SUPPLIED DATA -
## BEGIN

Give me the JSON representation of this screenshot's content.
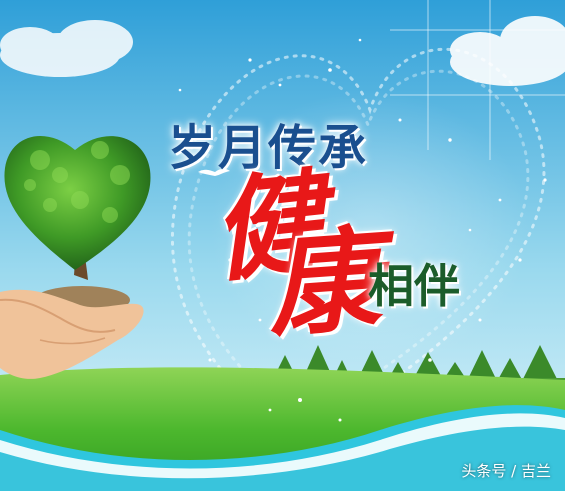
{
  "headline": "岁月传承",
  "emphasis": {
    "char1": "健",
    "char2": "康"
  },
  "subhead": "相伴",
  "watermark": "头条号 / 吉兰",
  "colors": {
    "sky_top": "#2f9fd8",
    "sky_bottom": "#d6f2fb",
    "grass": "#4db82e",
    "headline": "#1a4f8f",
    "emphasis": "#e81818",
    "subhead": "#1b5c2a",
    "wave": "#2fc6de"
  }
}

## END

WRITTEN EXERCISE - Make a verbatim copy of all the entries and strip out the pictures.

OUTPUT FOR THIS EXERCISE -
Give me the JSON representation of this screenshot's content.
{
  "headline": "岁月传承",
  "emphasis": {
    "char1": "健",
    "char2": "康"
  },
  "subhead": "相伴",
  "watermark": "头条号 / 吉兰",
  "colors": {
    "sky_top": "#2f9fd8",
    "sky_bottom": "#d6f2fb",
    "grass": "#4db82e",
    "headline": "#1a4f8f",
    "emphasis": "#e81818",
    "subhead": "#1b5c2a",
    "wave": "#2fc6de"
  }
}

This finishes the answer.